- [WHAT TO DO] Quote the entries that follow exactly, leaving none out.

### ENTRIES SUPPLIED ###

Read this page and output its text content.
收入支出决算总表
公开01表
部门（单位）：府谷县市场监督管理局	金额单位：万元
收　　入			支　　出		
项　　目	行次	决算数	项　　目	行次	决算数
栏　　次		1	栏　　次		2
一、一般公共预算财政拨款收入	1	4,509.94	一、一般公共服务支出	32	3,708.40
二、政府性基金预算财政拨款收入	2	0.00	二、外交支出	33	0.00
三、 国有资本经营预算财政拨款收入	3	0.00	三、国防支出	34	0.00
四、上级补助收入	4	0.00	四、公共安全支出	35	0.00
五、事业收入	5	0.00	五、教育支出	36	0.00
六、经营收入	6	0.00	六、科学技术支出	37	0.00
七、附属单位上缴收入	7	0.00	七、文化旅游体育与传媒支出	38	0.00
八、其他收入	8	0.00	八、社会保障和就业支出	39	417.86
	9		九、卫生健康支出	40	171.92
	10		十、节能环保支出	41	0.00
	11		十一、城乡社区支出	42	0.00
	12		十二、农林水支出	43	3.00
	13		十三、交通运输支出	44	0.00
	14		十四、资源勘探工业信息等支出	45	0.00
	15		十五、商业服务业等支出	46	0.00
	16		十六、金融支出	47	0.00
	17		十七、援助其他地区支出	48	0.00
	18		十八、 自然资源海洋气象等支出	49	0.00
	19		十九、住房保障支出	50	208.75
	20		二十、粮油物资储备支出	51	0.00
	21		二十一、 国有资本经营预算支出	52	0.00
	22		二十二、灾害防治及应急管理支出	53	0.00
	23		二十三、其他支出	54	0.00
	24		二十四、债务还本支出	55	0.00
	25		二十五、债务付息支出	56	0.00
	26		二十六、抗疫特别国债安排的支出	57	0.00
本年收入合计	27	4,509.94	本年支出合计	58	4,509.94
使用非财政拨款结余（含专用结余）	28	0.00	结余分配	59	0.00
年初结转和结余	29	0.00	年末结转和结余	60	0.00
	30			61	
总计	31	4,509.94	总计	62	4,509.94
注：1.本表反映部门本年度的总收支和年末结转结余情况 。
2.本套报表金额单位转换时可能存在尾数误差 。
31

###

- [TASK RESULT]
Read this page and output its text content.
收入支出决算总表
公开01表
部门（单位）：府谷县市场监督管理局	金额单位：万元
收　　入			支　　出		
项　　目	行次	决算数	项　　目	行次	决算数
栏　　次		1	栏　　次		2
一、一般公共预算财政拨款收入	1	4,509.94	一、一般公共服务支出	32	3,708.40
二、政府性基金预算财政拨款收入	2	0.00	二、外交支出	33	0.00
三、 国有资本经营预算财政拨款收入	3	0.00	三、国防支出	34	0.00
四、上级补助收入	4	0.00	四、公共安全支出	35	0.00
五、事业收入	5	0.00	五、教育支出	36	0.00
六、经营收入	6	0.00	六、科学技术支出	37	0.00
七、附属单位上缴收入	7	0.00	七、文化旅游体育与传媒支出	38	0.00
八、其他收入	8	0.00	八、社会保障和就业支出	39	417.86
	9		九、卫生健康支出	40	171.92
	10		十、节能环保支出	41	0.00
	11		十一、城乡社区支出	42	0.00
	12		十二、农林水支出	43	3.00
	13		十三、交通运输支出	44	0.00
	14		十四、资源勘探工业信息等支出	45	0.00
	15		十五、商业服务业等支出	46	0.00
	16		十六、金融支出	47	0.00
	17		十七、援助其他地区支出	48	0.00
	18		十八、 自然资源海洋气象等支出	49	0.00
	19		十九、住房保障支出	50	208.75
	20		二十、粮油物资储备支出	51	0.00
	21		二十一、 国有资本经营预算支出	52	0.00
	22		二十二、灾害防治及应急管理支出	53	0.00
	23		二十三、其他支出	54	0.00
	24		二十四、债务还本支出	55	0.00
	25		二十五、债务付息支出	56	0.00
	26		二十六、抗疫特别国债安排的支出	57	0.00
本年收入合计	27	4,509.94	本年支出合计	58	4,509.94
使用非财政拨款结余（含专用结余）	28	0.00	结余分配	59	0.00
年初结转和结余	29	0.00	年末结转和结余	60	0.00
	30			61	
总计	31	4,509.94	总计	62	4,509.94
注：1.本表反映部门本年度的总收支和年末结转结余情况 。
2.本套报表金额单位转换时可能存在尾数误差 。
31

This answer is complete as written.